[Records that describe figures]
· · · · · · ·
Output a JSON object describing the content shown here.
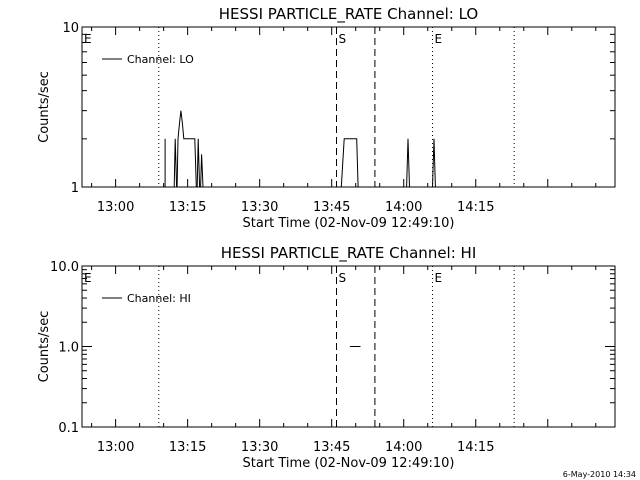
{
  "chart_data": [
    {
      "type": "line",
      "title": "HESSI PARTICLE_RATE Channel: LO",
      "xlabel": "Start Time (02-Nov-09 12:49:10)",
      "ylabel": "Counts/sec",
      "yscale": "log",
      "ylim": [
        1,
        10
      ],
      "y_ticks": [
        {
          "value": 1,
          "label": "1"
        },
        {
          "value": 10,
          "label": "10"
        }
      ],
      "x_range_minutes": [
        -7,
        104
      ],
      "x_ticks": [
        {
          "minute": 0,
          "label": "13:00"
        },
        {
          "minute": 15,
          "label": "13:15"
        },
        {
          "minute": 30,
          "label": "13:30"
        },
        {
          "minute": 45,
          "label": "13:45"
        },
        {
          "minute": 60,
          "label": "14:00"
        },
        {
          "minute": 75,
          "label": "14:15"
        }
      ],
      "legend": {
        "label": "Channel: LO",
        "position": "top-left"
      },
      "series": [
        {
          "segments": [
            [
              [
                10.3,
                2
              ],
              [
                10.3,
                1
              ]
            ],
            [
              [
                12.2,
                1
              ],
              [
                12.4,
                2
              ],
              [
                12.7,
                1
              ]
            ],
            [
              [
                12.8,
                1
              ],
              [
                13.0,
                2
              ],
              [
                13.3,
                2.5
              ],
              [
                13.6,
                3
              ],
              [
                13.9,
                2.5
              ],
              [
                14.2,
                2
              ],
              [
                16.5,
                2
              ],
              [
                16.8,
                1
              ]
            ],
            [
              [
                17.0,
                1
              ],
              [
                17.2,
                2
              ],
              [
                17.5,
                1
              ]
            ],
            [
              [
                17.7,
                1
              ],
              [
                17.9,
                1.6
              ],
              [
                18.2,
                1
              ]
            ],
            [
              [
                47.0,
                1
              ],
              [
                47.6,
                2
              ],
              [
                50.2,
                2
              ],
              [
                50.5,
                1
              ]
            ],
            [
              [
                60.6,
                1
              ],
              [
                60.9,
                2
              ],
              [
                61.2,
                1
              ]
            ],
            [
              [
                66.0,
                1
              ],
              [
                66.3,
                2
              ],
              [
                66.6,
                1
              ]
            ]
          ]
        }
      ],
      "markers": [
        {
          "label": "E",
          "minute": -7,
          "style": "dotted"
        },
        {
          "label": "",
          "minute": 9,
          "style": "dotted"
        },
        {
          "label": "S",
          "minute": 46,
          "style": "dashed"
        },
        {
          "label": "",
          "minute": 54,
          "style": "dashed"
        },
        {
          "label": "E",
          "minute": 66,
          "style": "dotted"
        },
        {
          "label": "",
          "minute": 83,
          "style": "dotted"
        }
      ]
    },
    {
      "type": "line",
      "title": "HESSI PARTICLE_RATE Channel: HI",
      "xlabel": "Start Time (02-Nov-09 12:49:10)",
      "ylabel": "Counts/sec",
      "yscale": "log",
      "ylim": [
        0.1,
        10
      ],
      "y_ticks": [
        {
          "value": 0.1,
          "label": "0.1"
        },
        {
          "value": 1,
          "label": "1.0"
        },
        {
          "value": 10,
          "label": "10.0"
        }
      ],
      "x_range_minutes": [
        -7,
        104
      ],
      "x_ticks": [
        {
          "minute": 0,
          "label": "13:00"
        },
        {
          "minute": 15,
          "label": "13:15"
        },
        {
          "minute": 30,
          "label": "13:30"
        },
        {
          "minute": 45,
          "label": "13:45"
        },
        {
          "minute": 60,
          "label": "14:00"
        },
        {
          "minute": 75,
          "label": "14:15"
        }
      ],
      "legend": {
        "label": "Channel: HI",
        "position": "top-left"
      },
      "series": [
        {
          "segments": [
            [
              [
                48.8,
                1
              ],
              [
                51.0,
                1
              ]
            ]
          ]
        }
      ],
      "markers": [
        {
          "label": "E",
          "minute": -7,
          "style": "dotted"
        },
        {
          "label": "",
          "minute": 9,
          "style": "dotted"
        },
        {
          "label": "S",
          "minute": 46,
          "style": "dashed"
        },
        {
          "label": "",
          "minute": 54,
          "style": "dashed"
        },
        {
          "label": "E",
          "minute": 66,
          "style": "dotted"
        },
        {
          "label": "",
          "minute": 83,
          "style": "dotted"
        }
      ]
    }
  ],
  "footer": {
    "date": "6-May-2010 14:34"
  }
}
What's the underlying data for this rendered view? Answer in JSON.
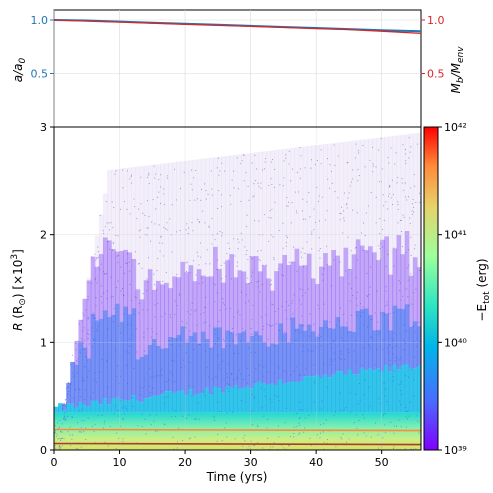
{
  "colors": {
    "a_series": "#1f77b4",
    "mass_series": "#d62728",
    "grid": "#d9d9d9",
    "colormap": [
      "#7f00ff",
      "#4a6bff",
      "#00b5e8",
      "#2fe6c0",
      "#9cff9c",
      "#e6d46b",
      "#ff8a3a",
      "#ff0000"
    ]
  },
  "chart_data": [
    {
      "type": "line",
      "xlim": [
        0,
        56
      ],
      "ylim": [
        0.0,
        1.0
      ],
      "left_ylabel": "a/a0",
      "right_ylabel": "Mb/Menv",
      "left_yticks": [
        "1.0",
        "0.5"
      ],
      "right_yticks": [
        "1.0",
        "0.5"
      ],
      "grid": true,
      "series": [
        {
          "color_key": "a_series",
          "x": [
            0,
            5,
            10,
            15,
            20,
            25,
            30,
            35,
            40,
            45,
            50,
            56
          ],
          "y": [
            1.0,
            0.995,
            0.985,
            0.975,
            0.965,
            0.955,
            0.945,
            0.935,
            0.925,
            0.915,
            0.905,
            0.895
          ]
        },
        {
          "color_key": "mass_series",
          "x": [
            0,
            5,
            10,
            15,
            20,
            25,
            30,
            35,
            40,
            45,
            50,
            56
          ],
          "y": [
            1.0,
            0.99,
            0.98,
            0.97,
            0.96,
            0.95,
            0.94,
            0.93,
            0.92,
            0.91,
            0.895,
            0.875
          ]
        }
      ]
    },
    {
      "type": "heatmap",
      "xlabel": "Time (yrs)",
      "ylabel": "R (R⊙) [×10³]",
      "xlim": [
        0,
        56
      ],
      "ylim": [
        0,
        3
      ],
      "xticks": [
        0,
        10,
        20,
        30,
        40,
        50
      ],
      "yticks": [
        0,
        1,
        2,
        3
      ],
      "grid": true,
      "colorbar": {
        "label": "−Etot (erg)",
        "scale": "log",
        "range": [
          1e+39,
          1e+42
        ],
        "tick_labels": [
          "10⁴²",
          "10⁴¹",
          "10⁴⁰",
          "10³⁹"
        ]
      },
      "lines": [
        {
          "name": "",
          "x": [
            0,
            56
          ],
          "y": [
            0.19,
            0.18
          ],
          "color": "#ff8a3a"
        },
        {
          "name": "",
          "x": [
            0,
            56
          ],
          "y": [
            0.06,
            0.05
          ],
          "color": "#b03a2e"
        }
      ]
    }
  ]
}
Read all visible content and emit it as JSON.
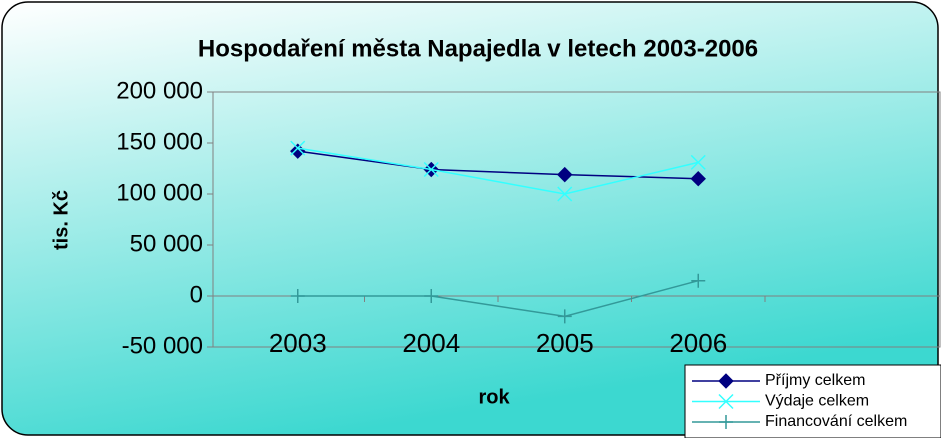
· · · · · · ·
Written request -
Restate the entire listing word for word, excluding pictures.

Solution to this problem -
Output a JSON object describing the content shown here.
{
  "chart_data": [
    {
      "type": "line",
      "title": "HESSI PARTICLE_RATE Channel: LO",
      "xlabel": "Start Time (02-Nov-09 12:49:10)",
      "ylabel": "Counts/sec",
      "yscale": "log",
      "ylim": [
        1,
        10
      ],
      "y_ticks": [
        {
          "value": 1,
          "label": "1"
        },
        {
          "value": 10,
          "label": "10"
        }
      ],
      "x_range_minutes": [
        -7,
        104
      ],
      "x_ticks": [
        {
          "minute": 0,
          "label": "13:00"
        },
        {
          "minute": 15,
          "label": "13:15"
        },
        {
          "minute": 30,
          "label": "13:30"
        },
        {
          "minute": 45,
          "label": "13:45"
        },
        {
          "minute": 60,
          "label": "14:00"
        },
        {
          "minute": 75,
          "label": "14:15"
        }
      ],
      "legend": {
        "label": "Channel: LO",
        "position": "top-left"
      },
      "series": [
        {
          "segments": [
            [
              [
                10.3,
                2
              ],
              [
                10.3,
                1
              ]
            ],
            [
              [
                12.2,
                1
              ],
              [
                12.4,
                2
              ],
              [
                12.7,
                1
              ]
            ],
            [
              [
                12.8,
                1
              ],
              [
                13.0,
                2
              ],
              [
                13.3,
                2.5
              ],
              [
                13.6,
                3
              ],
              [
                13.9,
                2.5
              ],
              [
                14.2,
                2
              ],
              [
                16.5,
                2
              ],
              [
                16.8,
                1
              ]
            ],
            [
              [
                17.0,
                1
              ],
              [
                17.2,
                2
              ],
              [
                17.5,
                1
              ]
            ],
            [
              [
                17.7,
                1
              ],
              [
                17.9,
                1.6
              ],
              [
                18.2,
                1
              ]
            ],
            [
              [
                47.0,
                1
              ],
              [
                47.6,
                2
              ],
              [
                50.2,
                2
              ],
              [
                50.5,
                1
              ]
            ],
            [
              [
                60.6,
                1
              ],
              [
                60.9,
                2
              ],
              [
                61.2,
                1
              ]
            ],
            [
              [
                66.0,
                1
              ],
              [
                66.3,
                2
              ],
              [
                66.6,
                1
              ]
            ]
          ]
        }
      ],
      "markers": [
        {
          "label": "E",
          "minute": -7,
          "style": "dotted"
        },
        {
          "label": "",
          "minute": 9,
          "style": "dotted"
        },
        {
          "label": "S",
          "minute": 46,
          "style": "dashed"
        },
        {
          "label": "",
          "minute": 54,
          "style": "dashed"
        },
        {
          "label": "E",
          "minute": 66,
          "style": "dotted"
        },
        {
          "label": "",
          "minute": 83,
          "style": "dotted"
        }
      ]
    },
    {
      "type": "line",
      "title": "HESSI PARTICLE_RATE Channel: HI",
      "xlabel": "Start Time (02-Nov-09 12:49:10)",
      "ylabel": "Counts/sec",
      "yscale": "log",
      "ylim": [
        0.1,
        10
      ],
      "y_ticks": [
        {
          "value": 0.1,
          "label": "0.1"
        },
        {
          "value": 1,
          "label": "1.0"
        },
        {
          "value": 10,
          "label": "10.0"
        }
      ],
      "x_range_minutes": [
        -7,
        104
      ],
      "x_ticks": [
        {
          "minute": 0,
          "label": "13:00"
        },
        {
          "minute": 15,
          "label": "13:15"
        },
        {
          "minute": 30,
          "label": "13:30"
        },
        {
          "minute": 45,
          "label": "13:45"
        },
        {
          "minute": 60,
          "label": "14:00"
        },
        {
          "minute": 75,
          "label": "14:15"
        }
      ],
      "legend": {
        "label": "Channel: HI",
        "position": "top-left"
      },
      "series": [
        {
          "segments": [
            [
              [
                48.8,
                1
              ],
              [
                51.0,
                1
              ]
            ]
          ]
        }
      ],
      "markers": [
        {
          "label": "E",
          "minute": -7,
          "style": "dotted"
        },
        {
          "label": "",
          "minute": 9,
          "style": "dotted"
        },
        {
          "label": "S",
          "minute": 46,
          "style": "dashed"
        },
        {
          "label": "",
          "minute": 54,
          "style": "dashed"
        },
        {
          "label": "E",
          "minute": 66,
          "style": "dotted"
        },
        {
          "label": "",
          "minute": 83,
          "style": "dotted"
        }
      ]
    }
  ],
  "footer": {
    "date": "6-May-2010 14:34"
  }
}
What's the underlying data for this rendered view? Answer in JSON.
{
  "colors": {
    "a_series": "#1f77b4",
    "mass_series": "#d62728",
    "grid": "#d9d9d9",
    "colormap": [
      "#7f00ff",
      "#4a6bff",
      "#00b5e8",
      "#2fe6c0",
      "#9cff9c",
      "#e6d46b",
      "#ff8a3a",
      "#ff0000"
    ]
  },
  "chart_data": [
    {
      "type": "line",
      "xlim": [
        0,
        56
      ],
      "ylim": [
        0.0,
        1.0
      ],
      "left_ylabel": "a/a0",
      "right_ylabel": "Mb/Menv",
      "left_yticks": [
        "1.0",
        "0.5"
      ],
      "right_yticks": [
        "1.0",
        "0.5"
      ],
      "grid": true,
      "series": [
        {
          "color_key": "a_series",
          "x": [
            0,
            5,
            10,
            15,
            20,
            25,
            30,
            35,
            40,
            45,
            50,
            56
          ],
          "y": [
            1.0,
            0.995,
            0.985,
            0.975,
            0.965,
            0.955,
            0.945,
            0.935,
            0.925,
            0.915,
            0.905,
            0.895
          ]
        },
        {
          "color_key": "mass_series",
          "x": [
            0,
            5,
            10,
            15,
            20,
            25,
            30,
            35,
            40,
            45,
            50,
            56
          ],
          "y": [
            1.0,
            0.99,
            0.98,
            0.97,
            0.96,
            0.95,
            0.94,
            0.93,
            0.92,
            0.91,
            0.895,
            0.875
          ]
        }
      ]
    },
    {
      "type": "heatmap",
      "xlabel": "Time (yrs)",
      "ylabel": "R (R⊙) [×10³]",
      "xlim": [
        0,
        56
      ],
      "ylim": [
        0,
        3
      ],
      "xticks": [
        0,
        10,
        20,
        30,
        40,
        50
      ],
      "yticks": [
        0,
        1,
        2,
        3
      ],
      "grid": true,
      "colorbar": {
        "label": "−Etot (erg)",
        "scale": "log",
        "range": [
          1e+39,
          1e+42
        ],
        "tick_labels": [
          "10⁴²",
          "10⁴¹",
          "10⁴⁰",
          "10³⁹"
        ]
      },
      "lines": [
        {
          "name": "",
          "x": [
            0,
            56
          ],
          "y": [
            0.19,
            0.18
          ],
          "color": "#ff8a3a"
        },
        {
          "name": "",
          "x": [
            0,
            56
          ],
          "y": [
            0.06,
            0.05
          ],
          "color": "#b03a2e"
        }
      ]
    }
  ]
}
Read all visible content and emit it as JSON.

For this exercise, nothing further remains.